▸ **PROVIDED RECORDS**
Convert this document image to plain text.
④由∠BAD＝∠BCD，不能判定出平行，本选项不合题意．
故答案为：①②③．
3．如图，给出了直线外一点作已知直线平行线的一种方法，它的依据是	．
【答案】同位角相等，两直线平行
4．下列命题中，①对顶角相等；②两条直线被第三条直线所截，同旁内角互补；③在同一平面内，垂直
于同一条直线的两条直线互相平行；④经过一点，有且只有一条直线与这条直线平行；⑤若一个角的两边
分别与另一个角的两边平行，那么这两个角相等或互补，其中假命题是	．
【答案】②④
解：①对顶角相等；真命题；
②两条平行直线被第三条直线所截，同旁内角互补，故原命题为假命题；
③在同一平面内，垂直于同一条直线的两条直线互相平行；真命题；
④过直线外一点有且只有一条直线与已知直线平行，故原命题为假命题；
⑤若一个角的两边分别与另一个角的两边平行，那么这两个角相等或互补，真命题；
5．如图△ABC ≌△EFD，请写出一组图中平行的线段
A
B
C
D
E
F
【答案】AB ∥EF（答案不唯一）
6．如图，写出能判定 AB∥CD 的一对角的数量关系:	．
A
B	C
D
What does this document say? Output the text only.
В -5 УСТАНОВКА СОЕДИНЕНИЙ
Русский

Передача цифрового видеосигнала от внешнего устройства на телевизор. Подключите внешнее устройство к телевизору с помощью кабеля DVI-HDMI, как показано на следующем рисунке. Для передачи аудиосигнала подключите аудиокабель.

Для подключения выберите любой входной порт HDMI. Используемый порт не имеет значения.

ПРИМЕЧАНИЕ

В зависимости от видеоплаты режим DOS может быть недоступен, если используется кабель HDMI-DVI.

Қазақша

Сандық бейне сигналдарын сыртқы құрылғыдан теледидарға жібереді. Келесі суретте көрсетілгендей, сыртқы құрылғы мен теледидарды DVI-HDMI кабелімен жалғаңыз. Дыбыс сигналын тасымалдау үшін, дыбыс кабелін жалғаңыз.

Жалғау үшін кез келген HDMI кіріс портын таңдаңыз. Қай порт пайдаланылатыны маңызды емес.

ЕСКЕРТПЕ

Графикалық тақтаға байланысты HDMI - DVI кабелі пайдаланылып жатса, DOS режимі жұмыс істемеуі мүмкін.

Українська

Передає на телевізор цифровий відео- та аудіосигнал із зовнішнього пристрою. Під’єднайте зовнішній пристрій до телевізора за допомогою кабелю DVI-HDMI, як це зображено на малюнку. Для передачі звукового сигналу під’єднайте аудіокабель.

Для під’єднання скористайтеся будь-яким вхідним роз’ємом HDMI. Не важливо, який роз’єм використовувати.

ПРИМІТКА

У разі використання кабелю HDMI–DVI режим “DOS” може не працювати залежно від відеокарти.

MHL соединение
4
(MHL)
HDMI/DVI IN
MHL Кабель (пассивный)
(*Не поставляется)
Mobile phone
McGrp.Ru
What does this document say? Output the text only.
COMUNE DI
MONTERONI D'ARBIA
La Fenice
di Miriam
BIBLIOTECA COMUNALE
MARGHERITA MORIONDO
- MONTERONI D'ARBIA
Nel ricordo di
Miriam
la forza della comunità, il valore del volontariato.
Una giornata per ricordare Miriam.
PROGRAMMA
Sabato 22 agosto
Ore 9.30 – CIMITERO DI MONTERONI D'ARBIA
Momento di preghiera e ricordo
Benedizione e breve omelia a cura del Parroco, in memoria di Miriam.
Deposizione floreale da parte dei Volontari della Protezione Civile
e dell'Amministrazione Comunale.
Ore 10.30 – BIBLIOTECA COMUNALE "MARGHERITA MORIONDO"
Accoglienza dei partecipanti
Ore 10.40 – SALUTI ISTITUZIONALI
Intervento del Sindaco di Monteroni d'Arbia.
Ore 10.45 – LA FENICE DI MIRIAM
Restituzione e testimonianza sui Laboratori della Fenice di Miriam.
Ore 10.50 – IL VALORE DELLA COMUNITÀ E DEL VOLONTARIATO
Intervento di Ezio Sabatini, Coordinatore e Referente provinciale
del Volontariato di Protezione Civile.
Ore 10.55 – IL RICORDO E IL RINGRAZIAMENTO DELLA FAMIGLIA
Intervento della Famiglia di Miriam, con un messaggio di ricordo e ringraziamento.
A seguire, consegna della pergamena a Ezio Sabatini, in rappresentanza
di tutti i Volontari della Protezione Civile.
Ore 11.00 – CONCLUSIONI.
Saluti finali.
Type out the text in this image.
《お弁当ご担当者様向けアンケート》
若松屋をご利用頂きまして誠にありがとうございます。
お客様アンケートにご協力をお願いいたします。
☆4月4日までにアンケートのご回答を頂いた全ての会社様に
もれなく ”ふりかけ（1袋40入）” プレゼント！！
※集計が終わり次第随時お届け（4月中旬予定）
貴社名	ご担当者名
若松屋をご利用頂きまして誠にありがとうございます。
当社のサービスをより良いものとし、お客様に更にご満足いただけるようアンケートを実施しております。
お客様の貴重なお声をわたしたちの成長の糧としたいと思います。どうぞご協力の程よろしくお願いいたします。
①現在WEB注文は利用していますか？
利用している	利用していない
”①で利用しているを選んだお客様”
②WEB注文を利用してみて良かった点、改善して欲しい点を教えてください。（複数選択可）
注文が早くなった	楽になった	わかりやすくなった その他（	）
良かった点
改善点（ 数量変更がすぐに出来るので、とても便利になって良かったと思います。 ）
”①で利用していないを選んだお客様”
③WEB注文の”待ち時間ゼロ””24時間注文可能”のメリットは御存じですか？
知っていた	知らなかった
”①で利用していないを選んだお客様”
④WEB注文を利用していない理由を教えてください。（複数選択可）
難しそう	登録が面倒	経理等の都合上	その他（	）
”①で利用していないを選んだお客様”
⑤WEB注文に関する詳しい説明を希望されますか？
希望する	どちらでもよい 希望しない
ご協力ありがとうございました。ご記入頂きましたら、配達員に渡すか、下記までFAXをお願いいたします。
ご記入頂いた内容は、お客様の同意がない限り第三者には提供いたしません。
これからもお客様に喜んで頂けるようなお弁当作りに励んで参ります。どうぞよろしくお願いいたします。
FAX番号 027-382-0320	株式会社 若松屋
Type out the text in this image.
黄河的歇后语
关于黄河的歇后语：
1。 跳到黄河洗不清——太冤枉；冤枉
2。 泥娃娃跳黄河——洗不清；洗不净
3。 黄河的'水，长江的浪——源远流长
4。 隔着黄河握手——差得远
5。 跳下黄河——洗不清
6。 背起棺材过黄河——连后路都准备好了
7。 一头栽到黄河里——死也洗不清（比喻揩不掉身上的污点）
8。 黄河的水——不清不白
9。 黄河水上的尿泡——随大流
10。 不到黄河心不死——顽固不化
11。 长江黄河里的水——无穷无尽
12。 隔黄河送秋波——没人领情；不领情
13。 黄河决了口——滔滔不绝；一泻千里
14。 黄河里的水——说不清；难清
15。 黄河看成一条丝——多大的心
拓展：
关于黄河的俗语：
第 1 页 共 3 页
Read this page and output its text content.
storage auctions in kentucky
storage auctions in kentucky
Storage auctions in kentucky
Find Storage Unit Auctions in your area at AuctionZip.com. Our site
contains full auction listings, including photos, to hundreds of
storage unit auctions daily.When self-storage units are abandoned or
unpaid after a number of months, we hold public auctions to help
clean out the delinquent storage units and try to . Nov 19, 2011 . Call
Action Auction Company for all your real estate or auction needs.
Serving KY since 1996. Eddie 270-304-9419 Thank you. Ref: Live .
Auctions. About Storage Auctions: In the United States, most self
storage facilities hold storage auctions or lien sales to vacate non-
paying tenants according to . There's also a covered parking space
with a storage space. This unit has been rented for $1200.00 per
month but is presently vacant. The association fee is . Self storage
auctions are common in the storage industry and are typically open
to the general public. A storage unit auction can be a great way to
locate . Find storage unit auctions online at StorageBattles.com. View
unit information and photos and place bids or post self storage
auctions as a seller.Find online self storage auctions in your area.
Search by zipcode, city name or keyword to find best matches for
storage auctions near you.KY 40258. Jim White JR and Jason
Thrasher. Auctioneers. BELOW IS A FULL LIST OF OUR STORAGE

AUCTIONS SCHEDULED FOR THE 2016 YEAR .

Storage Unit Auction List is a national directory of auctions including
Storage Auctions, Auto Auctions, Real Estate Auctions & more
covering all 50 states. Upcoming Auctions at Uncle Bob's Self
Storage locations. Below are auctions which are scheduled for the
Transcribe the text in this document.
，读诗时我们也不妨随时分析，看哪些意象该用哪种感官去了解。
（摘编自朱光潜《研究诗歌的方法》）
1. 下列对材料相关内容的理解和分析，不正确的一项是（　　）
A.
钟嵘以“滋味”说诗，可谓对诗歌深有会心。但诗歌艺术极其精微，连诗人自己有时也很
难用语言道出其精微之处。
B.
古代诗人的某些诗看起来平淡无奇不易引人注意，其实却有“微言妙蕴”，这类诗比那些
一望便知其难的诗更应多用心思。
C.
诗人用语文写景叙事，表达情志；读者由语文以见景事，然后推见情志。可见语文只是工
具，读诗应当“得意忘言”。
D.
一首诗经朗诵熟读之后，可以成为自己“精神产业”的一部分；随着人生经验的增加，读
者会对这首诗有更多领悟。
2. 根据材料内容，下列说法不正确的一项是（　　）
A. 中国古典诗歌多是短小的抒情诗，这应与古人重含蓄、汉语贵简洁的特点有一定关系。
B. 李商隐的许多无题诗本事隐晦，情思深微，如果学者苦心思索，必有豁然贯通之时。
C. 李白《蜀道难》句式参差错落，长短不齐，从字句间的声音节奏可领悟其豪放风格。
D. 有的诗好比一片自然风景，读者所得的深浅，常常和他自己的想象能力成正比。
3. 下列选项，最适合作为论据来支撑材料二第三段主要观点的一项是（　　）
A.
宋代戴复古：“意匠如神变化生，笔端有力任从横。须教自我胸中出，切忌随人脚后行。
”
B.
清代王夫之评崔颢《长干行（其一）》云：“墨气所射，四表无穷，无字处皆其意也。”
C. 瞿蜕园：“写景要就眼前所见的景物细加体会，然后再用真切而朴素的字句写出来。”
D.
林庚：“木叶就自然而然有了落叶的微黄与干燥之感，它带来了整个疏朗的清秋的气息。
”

▸ **DIRECTIVE**
Search the data for "①对顶角相等". Copy every matching line.

▸ **ANSWER TO THE TASK**
4．下列命题中，①对顶角相等；②两条直线被第三条直线所截，同旁内角互补；③在同一平面内，垂直
解：①对顶角相等；真命题；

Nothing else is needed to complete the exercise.